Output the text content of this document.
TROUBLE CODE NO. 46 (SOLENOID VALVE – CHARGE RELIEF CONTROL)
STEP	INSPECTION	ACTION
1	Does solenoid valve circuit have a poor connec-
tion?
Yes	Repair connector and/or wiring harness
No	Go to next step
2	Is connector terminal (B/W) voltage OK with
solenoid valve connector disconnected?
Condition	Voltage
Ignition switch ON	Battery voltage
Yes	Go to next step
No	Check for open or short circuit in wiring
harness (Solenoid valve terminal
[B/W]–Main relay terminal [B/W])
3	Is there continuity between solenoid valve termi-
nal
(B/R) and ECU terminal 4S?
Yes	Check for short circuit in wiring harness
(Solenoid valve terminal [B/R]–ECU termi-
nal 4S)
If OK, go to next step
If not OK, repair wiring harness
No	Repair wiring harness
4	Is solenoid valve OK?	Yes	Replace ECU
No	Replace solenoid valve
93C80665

....

Job:
Search the entries for the string "Replace" and collect each line that has it.

The reply:
4	Is solenoid valve OK?	Yes	Replace ECU
No	Replace solenoid valve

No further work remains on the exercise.